- **Enunciado del problema**
Edita el pasaje del texto sobre Gilberto Hiram Acosta Gutiérrez que abre con las palabras "Nacido en el" y cierra con "lo mantuvo despierto.". Escríbelo de nuevo con "nutriólogo" sustituido por "nutricionista".

- **Bloque de texto**
Gilberto Hiram Acosta Gutiérrez creció en el sur de Ciudad Juárez, entre el esfuerzo de sus padres y los desafíos de una infancia marcada por la enfermedad de su papá. A los 18 años, su vida cambió al donarle un riñón para salvarlo. Hoy, como médico cirujano galardonado, Gilberto nos comparte el camino que lo llevó a encontrar en la Medicina su propósito de vida.
Hay historias que comienzan con una pasión clara desde la niñez y otras que surgen de las circunstancias más profundas y personales. La vida de Gilberto Hiram Acosta Gutiérrez, médico cirujano egresado de la Universidad Autónoma de Ciudad Juárez (UACJ), pertenece a este último grupo.
Nacido en el seno de una familia que siempre estuvo vinculada al cuidado de la salud, Gilberto creció en un hogar lleno de disciplina, resiliencia y amor, marcado por las largas jornadas de trabajo de sus padres: su madre en el área administrativa de hospitales y su padre como nutriólogo. Sin embargo, su infancia transcurrió más puertas adentro que afuera, observando el mundo a través de una ventana, pero con una curiosidad que siempre lo mantuvo despierto.
El destino lo llevó a interesarse en la medicina de una forma inesperada y profundamente emocional. Fue a los 18 años, tras vivir de cerca los problemas de salud de su padre, cuando descubrió su verdadera vocación. Su experiencia como hijo único, acompañando a su papá durante años de lucha contra una enfermedad renal, despertó en él no solo el deseo de ayudar, sino también una determinación por entender y transformar el sufrimiento en esperanza al donarle con el tiempo un riñón, tras exhaustivas pruebas.

Entradas de datos
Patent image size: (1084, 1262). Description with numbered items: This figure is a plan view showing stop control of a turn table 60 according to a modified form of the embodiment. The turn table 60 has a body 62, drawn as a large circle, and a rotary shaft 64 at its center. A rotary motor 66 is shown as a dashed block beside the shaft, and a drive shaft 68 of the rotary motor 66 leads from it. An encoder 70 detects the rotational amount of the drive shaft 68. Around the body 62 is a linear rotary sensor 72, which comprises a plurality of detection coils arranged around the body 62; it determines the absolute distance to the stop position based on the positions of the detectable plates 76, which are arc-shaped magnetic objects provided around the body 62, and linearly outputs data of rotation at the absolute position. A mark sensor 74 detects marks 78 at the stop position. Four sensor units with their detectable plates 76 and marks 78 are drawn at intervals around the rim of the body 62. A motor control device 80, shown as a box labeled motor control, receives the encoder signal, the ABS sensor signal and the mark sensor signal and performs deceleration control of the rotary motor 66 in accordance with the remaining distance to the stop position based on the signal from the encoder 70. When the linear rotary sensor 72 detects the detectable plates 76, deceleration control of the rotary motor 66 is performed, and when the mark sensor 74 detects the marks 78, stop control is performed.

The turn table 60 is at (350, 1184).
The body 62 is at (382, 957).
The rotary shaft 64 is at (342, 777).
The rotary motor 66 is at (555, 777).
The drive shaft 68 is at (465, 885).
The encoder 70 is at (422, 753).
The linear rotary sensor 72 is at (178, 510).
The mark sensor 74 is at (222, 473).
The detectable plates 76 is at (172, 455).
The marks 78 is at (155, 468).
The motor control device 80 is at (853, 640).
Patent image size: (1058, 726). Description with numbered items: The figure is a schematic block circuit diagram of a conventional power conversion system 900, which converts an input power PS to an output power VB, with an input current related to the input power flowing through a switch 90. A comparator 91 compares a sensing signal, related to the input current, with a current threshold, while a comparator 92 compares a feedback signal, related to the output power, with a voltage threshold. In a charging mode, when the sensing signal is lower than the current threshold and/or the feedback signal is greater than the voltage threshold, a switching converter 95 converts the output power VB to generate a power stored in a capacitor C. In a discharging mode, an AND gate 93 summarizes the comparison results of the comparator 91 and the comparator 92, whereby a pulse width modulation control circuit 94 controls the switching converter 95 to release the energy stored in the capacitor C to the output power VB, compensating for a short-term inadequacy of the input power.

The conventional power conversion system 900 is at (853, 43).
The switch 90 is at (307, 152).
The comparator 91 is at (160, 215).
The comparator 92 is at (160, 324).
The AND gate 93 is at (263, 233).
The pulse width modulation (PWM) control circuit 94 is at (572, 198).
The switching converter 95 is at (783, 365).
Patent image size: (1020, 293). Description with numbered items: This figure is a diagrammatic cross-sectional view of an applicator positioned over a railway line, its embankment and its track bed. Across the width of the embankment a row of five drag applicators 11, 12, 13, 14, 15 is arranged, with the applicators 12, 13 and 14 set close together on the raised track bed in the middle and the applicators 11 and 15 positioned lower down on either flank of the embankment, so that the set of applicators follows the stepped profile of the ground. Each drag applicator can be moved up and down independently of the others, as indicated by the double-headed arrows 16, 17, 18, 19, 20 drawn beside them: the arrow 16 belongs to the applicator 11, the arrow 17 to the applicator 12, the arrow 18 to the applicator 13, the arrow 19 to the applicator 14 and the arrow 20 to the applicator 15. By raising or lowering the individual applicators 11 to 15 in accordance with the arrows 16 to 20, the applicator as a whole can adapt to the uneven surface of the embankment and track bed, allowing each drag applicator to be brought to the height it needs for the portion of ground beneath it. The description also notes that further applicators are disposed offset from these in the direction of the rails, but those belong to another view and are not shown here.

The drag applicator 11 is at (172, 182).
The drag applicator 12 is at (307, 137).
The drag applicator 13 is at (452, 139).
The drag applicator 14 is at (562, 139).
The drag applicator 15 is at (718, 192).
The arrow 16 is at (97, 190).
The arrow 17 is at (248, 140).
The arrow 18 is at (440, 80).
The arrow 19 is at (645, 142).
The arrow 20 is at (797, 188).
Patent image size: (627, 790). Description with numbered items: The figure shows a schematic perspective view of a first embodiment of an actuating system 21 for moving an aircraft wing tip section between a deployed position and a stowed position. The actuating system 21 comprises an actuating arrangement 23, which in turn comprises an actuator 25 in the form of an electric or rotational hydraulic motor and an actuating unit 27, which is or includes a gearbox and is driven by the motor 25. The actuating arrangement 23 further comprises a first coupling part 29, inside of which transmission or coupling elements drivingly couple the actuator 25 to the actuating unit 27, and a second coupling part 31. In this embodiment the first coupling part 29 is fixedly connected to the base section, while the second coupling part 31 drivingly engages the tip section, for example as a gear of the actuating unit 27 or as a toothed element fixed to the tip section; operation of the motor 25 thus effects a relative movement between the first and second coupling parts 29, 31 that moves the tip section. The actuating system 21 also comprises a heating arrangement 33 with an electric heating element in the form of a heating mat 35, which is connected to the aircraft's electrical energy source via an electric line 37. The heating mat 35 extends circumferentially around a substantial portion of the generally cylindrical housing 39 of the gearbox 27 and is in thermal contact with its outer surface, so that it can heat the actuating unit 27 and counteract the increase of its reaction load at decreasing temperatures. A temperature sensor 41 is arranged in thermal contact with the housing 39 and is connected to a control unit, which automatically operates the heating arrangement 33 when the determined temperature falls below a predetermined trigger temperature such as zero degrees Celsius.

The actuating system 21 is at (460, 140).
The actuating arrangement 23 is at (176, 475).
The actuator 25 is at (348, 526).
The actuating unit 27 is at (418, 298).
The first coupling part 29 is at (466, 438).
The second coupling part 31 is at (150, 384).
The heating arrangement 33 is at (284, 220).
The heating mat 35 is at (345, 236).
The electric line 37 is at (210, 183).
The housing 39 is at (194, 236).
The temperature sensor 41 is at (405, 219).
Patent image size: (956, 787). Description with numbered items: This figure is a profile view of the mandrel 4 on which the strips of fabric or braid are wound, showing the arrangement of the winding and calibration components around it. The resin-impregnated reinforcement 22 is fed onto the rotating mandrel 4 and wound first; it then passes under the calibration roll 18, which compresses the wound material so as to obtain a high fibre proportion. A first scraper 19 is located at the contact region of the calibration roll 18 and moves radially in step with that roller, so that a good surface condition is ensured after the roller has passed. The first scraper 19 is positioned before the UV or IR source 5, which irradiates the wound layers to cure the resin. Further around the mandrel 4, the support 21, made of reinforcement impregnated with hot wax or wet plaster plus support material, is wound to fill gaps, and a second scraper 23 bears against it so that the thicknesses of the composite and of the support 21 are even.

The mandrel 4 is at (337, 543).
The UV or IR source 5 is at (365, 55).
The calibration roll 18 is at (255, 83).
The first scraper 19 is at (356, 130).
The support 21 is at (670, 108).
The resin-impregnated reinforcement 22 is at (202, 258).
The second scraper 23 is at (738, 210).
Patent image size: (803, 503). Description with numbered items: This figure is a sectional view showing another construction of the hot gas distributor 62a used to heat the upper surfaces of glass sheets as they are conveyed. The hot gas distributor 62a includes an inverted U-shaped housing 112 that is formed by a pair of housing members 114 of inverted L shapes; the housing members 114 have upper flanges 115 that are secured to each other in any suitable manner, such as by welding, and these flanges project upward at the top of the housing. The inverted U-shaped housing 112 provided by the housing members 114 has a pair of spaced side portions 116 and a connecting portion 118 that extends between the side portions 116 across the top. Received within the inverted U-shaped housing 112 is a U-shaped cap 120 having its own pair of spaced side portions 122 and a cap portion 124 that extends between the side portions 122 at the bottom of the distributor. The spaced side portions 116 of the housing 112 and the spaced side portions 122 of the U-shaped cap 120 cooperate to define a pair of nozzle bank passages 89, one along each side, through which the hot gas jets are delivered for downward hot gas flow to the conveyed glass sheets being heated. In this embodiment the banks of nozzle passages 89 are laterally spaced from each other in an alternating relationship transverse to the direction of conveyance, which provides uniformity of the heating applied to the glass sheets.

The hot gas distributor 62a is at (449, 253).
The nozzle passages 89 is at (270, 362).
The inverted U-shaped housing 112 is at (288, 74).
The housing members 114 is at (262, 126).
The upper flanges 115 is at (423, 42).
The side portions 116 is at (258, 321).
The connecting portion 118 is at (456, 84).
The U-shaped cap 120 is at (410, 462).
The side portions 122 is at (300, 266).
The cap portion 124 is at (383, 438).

- **Respuesta**
Nacido en el seno de una familia que siempre estuvo vinculada al cuidado de la salud, Gilberto creció en un hogar lleno de disciplina, resiliencia y amor, marcado por las largas jornadas de trabajo de sus padres: su madre en el área administrativa de hospitales y su padre como nutricionista. Sin embargo, su infancia transcurrió más puertas adentro que afuera, observando el mundo a través de una ventana, pero con una curiosidad que siempre lo mantuvo despierto.